- _What is asked_
Can all of these lines be returned exactly?
** Begin Data listing **
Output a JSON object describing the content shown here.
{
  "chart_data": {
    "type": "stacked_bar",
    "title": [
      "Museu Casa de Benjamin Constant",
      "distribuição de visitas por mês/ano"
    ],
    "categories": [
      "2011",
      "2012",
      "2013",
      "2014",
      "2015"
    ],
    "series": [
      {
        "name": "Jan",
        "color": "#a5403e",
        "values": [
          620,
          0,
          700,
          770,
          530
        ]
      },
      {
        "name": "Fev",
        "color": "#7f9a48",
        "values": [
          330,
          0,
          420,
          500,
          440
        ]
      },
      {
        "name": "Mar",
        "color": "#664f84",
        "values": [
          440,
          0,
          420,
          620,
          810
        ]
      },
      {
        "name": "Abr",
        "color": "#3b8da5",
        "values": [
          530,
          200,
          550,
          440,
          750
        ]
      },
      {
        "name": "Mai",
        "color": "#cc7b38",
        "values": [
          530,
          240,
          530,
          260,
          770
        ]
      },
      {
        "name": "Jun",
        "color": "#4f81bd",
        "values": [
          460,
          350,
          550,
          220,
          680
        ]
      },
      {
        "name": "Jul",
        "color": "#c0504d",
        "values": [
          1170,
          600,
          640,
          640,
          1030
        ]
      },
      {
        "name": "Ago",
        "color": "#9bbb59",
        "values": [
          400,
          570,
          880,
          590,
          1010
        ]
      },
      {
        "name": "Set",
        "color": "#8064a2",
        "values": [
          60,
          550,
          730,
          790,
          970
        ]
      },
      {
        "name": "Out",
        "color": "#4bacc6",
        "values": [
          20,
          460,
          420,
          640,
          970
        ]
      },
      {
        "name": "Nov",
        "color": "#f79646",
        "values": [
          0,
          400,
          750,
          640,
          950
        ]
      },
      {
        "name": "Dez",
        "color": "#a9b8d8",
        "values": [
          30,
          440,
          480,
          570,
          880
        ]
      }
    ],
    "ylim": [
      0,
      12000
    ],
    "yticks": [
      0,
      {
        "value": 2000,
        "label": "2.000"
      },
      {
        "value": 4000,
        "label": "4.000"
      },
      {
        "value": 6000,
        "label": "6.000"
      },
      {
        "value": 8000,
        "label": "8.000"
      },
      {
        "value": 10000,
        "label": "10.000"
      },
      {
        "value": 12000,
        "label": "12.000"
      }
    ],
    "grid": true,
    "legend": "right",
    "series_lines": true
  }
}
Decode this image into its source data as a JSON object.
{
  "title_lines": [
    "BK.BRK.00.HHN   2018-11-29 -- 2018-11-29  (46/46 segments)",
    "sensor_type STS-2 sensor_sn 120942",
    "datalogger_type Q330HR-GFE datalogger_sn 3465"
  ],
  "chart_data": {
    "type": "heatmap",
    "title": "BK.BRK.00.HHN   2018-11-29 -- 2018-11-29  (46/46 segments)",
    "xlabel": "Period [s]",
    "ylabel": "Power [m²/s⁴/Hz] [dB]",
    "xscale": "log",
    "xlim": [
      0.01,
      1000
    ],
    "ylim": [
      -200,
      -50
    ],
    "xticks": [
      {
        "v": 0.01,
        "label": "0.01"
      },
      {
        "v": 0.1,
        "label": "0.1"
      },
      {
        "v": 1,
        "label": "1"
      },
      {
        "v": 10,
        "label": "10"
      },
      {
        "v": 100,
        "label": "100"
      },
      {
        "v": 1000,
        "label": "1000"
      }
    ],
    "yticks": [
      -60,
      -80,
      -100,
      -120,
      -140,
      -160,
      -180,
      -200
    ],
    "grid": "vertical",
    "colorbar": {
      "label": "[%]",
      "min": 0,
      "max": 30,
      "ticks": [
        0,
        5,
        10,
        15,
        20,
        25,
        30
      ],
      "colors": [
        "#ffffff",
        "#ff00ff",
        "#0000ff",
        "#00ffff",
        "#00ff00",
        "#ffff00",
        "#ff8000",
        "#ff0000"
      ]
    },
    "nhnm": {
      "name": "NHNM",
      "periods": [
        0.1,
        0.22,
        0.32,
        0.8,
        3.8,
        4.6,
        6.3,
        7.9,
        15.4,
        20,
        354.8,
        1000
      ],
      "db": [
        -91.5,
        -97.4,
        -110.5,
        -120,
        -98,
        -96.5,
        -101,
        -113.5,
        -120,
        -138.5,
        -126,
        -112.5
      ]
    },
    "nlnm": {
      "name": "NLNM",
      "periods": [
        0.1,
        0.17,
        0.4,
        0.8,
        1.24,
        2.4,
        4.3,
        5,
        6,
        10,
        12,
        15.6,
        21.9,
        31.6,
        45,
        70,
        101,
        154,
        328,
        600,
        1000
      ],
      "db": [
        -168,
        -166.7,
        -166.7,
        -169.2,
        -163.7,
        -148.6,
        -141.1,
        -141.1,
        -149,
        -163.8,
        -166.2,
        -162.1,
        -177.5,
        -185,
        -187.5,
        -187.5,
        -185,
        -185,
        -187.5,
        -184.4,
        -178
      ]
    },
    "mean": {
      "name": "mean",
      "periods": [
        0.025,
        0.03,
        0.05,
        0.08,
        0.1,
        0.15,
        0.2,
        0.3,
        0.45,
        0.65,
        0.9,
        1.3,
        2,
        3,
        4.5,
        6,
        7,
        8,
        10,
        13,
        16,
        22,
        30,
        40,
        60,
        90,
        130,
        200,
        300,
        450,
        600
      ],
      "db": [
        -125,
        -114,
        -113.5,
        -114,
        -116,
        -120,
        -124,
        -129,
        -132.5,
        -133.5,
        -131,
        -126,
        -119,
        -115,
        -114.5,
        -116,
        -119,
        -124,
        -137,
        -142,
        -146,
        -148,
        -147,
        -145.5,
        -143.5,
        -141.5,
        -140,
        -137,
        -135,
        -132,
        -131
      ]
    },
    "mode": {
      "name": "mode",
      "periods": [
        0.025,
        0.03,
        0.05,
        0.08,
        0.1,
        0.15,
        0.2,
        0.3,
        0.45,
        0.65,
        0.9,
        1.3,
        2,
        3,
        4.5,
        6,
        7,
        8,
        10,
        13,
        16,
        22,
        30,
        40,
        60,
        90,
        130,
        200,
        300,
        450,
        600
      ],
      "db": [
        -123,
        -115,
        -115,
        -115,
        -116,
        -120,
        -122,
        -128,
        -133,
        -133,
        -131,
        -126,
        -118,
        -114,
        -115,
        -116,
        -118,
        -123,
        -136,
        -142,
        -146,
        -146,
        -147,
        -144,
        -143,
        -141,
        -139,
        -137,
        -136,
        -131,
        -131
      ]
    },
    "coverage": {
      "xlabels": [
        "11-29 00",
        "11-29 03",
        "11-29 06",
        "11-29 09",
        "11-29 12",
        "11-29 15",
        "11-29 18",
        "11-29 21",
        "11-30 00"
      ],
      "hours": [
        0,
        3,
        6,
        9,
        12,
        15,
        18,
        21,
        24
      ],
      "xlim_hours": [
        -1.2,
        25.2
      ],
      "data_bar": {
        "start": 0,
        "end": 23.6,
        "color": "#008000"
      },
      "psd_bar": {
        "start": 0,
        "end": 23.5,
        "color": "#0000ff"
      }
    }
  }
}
** End Data listing **
- _Answer to the task_
Output a JSON object describing the content shown here.
{
  "chart_data": {
    "type": "stacked_bar",
    "title": [
      "Museu Casa de Benjamin Constant",
      "distribuição de visitas por mês/ano"
    ],
    "categories": [
      "2011",
      "2012",
      "2013",
      "2014",
      "2015"
    ],
    "series": [
      {
        "name": "Jan",
        "color": "#a5403e",
        "values": [
          620,
          0,
          700,
          770,
          530
        ]
      },
      {
        "name": "Fev",
        "color": "#7f9a48",
        "values": [
          330,
          0,
          420,
          500,
          440
        ]
      },
      {
        "name": "Mar",
        "color": "#664f84",
        "values": [
          440,
          0,
          420,
          620,
          810
        ]
      },
      {
        "name": "Abr",
        "color": "#3b8da5",
        "values": [
          530,
          200,
          550,
          440,
          750
        ]
      },
      {
        "name": "Mai",
        "color": "#cc7b38",
        "values": [
          530,
          240,
          530,
          260,
          770
        ]
      },
      {
        "name": "Jun",
        "color": "#4f81bd",
        "values": [
          460,
          350,
          550,
          220,
          680
        ]
      },
      {
        "name": "Jul",
        "color": "#c0504d",
        "values": [
          1170,
          600,
          640,
          640,
          1030
        ]
      },
      {
        "name": "Ago",
        "color": "#9bbb59",
        "values": [
          400,
          570,
          880,
          590,
          1010
        ]
      },
      {
        "name": "Set",
        "color": "#8064a2",
        "values": [
          60,
          550,
          730,
          790,
          970
        ]
      },
      {
        "name": "Out",
        "color": "#4bacc6",
        "values": [
          20,
          460,
          420,
          640,
          970
        ]
      },
      {
        "name": "Nov",
        "color": "#f79646",
        "values": [
          0,
          400,
          750,
          640,
          950
        ]
      },
      {
        "name": "Dez",
        "color": "#a9b8d8",
        "values": [
          30,
          440,
          480,
          570,
          880
        ]
      }
    ],
    "ylim": [
      0,
      12000
    ],
    "yticks": [
      0,
      {
        "value": 2000,
        "label": "2.000"
      },
      {
        "value": 4000,
        "label": "4.000"
      },
      {
        "value": 6000,
        "label": "6.000"
      },
      {
        "value": 8000,
        "label": "8.000"
      },
      {
        "value": 10000,
        "label": "10.000"
      },
      {
        "value": 12000,
        "label": "12.000"
      }
    ],
    "grid": true,
    "legend": "right",
    "series_lines": true
  }
}
Decode this image into its source data as a JSON object.
{
  "title_lines": [
    "BK.BRK.00.HHN   2018-11-29 -- 2018-11-29  (46/46 segments)",
    "sensor_type STS-2 sensor_sn 120942",
    "datalogger_type Q330HR-GFE datalogger_sn 3465"
  ],
  "chart_data": {
    "type": "heatmap",
    "title": "BK.BRK.00.HHN   2018-11-29 -- 2018-11-29  (46/46 segments)",
    "xlabel": "Period [s]",
    "ylabel": "Power [m²/s⁴/Hz] [dB]",
    "xscale": "log",
    "xlim": [
      0.01,
      1000
    ],
    "ylim": [
      -200,
      -50
    ],
    "xticks": [
      {
        "v": 0.01,
        "label": "0.01"
      },
      {
        "v": 0.1,
        "label": "0.1"
      },
      {
        "v": 1,
        "label": "1"
      },
      {
        "v": 10,
        "label": "10"
      },
      {
        "v": 100,
        "label": "100"
      },
      {
        "v": 1000,
        "label": "1000"
      }
    ],
    "yticks": [
      -60,
      -80,
      -100,
      -120,
      -140,
      -160,
      -180,
      -200
    ],
    "grid": "vertical",
    "colorbar": {
      "label": "[%]",
      "min": 0,
      "max": 30,
      "ticks": [
        0,
        5,
        10,
        15,
        20,
        25,
        30
      ],
      "colors": [
        "#ffffff",
        "#ff00ff",
        "#0000ff",
        "#00ffff",
        "#00ff00",
        "#ffff00",
        "#ff8000",
        "#ff0000"
      ]
    },
    "nhnm": {
      "name": "NHNM",
      "periods": [
        0.1,
        0.22,
        0.32,
        0.8,
        3.8,
        4.6,
        6.3,
        7.9,
        15.4,
        20,
        354.8,
        1000
      ],
      "db": [
        -91.5,
        -97.4,
        -110.5,
        -120,
        -98,
        -96.5,
        -101,
        -113.5,
        -120,
        -138.5,
        -126,
        -112.5
      ]
    },
    "nlnm": {
      "name": "NLNM",
      "periods": [
        0.1,
        0.17,
        0.4,
        0.8,
        1.24,
        2.4,
        4.3,
        5,
        6,
        10,
        12,
        15.6,
        21.9,
        31.6,
        45,
        70,
        101,
        154,
        328,
        600,
        1000
      ],
      "db": [
        -168,
        -166.7,
        -166.7,
        -169.2,
        -163.7,
        -148.6,
        -141.1,
        -141.1,
        -149,
        -163.8,
        -166.2,
        -162.1,
        -177.5,
        -185,
        -187.5,
        -187.5,
        -185,
        -185,
        -187.5,
        -184.4,
        -178
      ]
    },
    "mean": {
      "name": "mean",
      "periods": [
        0.025,
        0.03,
        0.05,
        0.08,
        0.1,
        0.15,
        0.2,
        0.3,
        0.45,
        0.65,
        0.9,
        1.3,
        2,
        3,
        4.5,
        6,
        7,
        8,
        10,
        13,
        16,
        22,
        30,
        40,
        60,
        90,
        130,
        200,
        300,
        450,
        600
      ],
      "db": [
        -125,
        -114,
        -113.5,
        -114,
        -116,
        -120,
        -124,
        -129,
        -132.5,
        -133.5,
        -131,
        -126,
        -119,
        -115,
        -114.5,
        -116,
        -119,
        -124,
        -137,
        -142,
        -146,
        -148,
        -147,
        -145.5,
        -143.5,
        -141.5,
        -140,
        -137,
        -135,
        -132,
        -131
      ]
    },
    "mode": {
      "name": "mode",
      "periods": [
        0.025,
        0.03,
        0.05,
        0.08,
        0.1,
        0.15,
        0.2,
        0.3,
        0.45,
        0.65,
        0.9,
        1.3,
        2,
        3,
        4.5,
        6,
        7,
        8,
        10,
        13,
        16,
        22,
        30,
        40,
        60,
        90,
        130,
        200,
        300,
        450,
        600
      ],
      "db": [
        -123,
        -115,
        -115,
        -115,
        -116,
        -120,
        -122,
        -128,
        -133,
        -133,
        -131,
        -126,
        -118,
        -114,
        -115,
        -116,
        -118,
        -123,
        -136,
        -142,
        -146,
        -146,
        -147,
        -144,
        -143,
        -141,
        -139,
        -137,
        -136,
        -131,
        -131
      ]
    },
    "coverage": {
      "xlabels": [
        "11-29 00",
        "11-29 03",
        "11-29 06",
        "11-29 09",
        "11-29 12",
        "11-29 15",
        "11-29 18",
        "11-29 21",
        "11-30 00"
      ],
      "hours": [
        0,
        3,
        6,
        9,
        12,
        15,
        18,
        21,
        24
      ],
      "xlim_hours": [
        -1.2,
        25.2
      ],
      "data_bar": {
        "start": 0,
        "end": 23.6,
        "color": "#008000"
      },
      "psd_bar": {
        "start": 0,
        "end": 23.5,
        "color": "#0000ff"
      }
    }
  }
}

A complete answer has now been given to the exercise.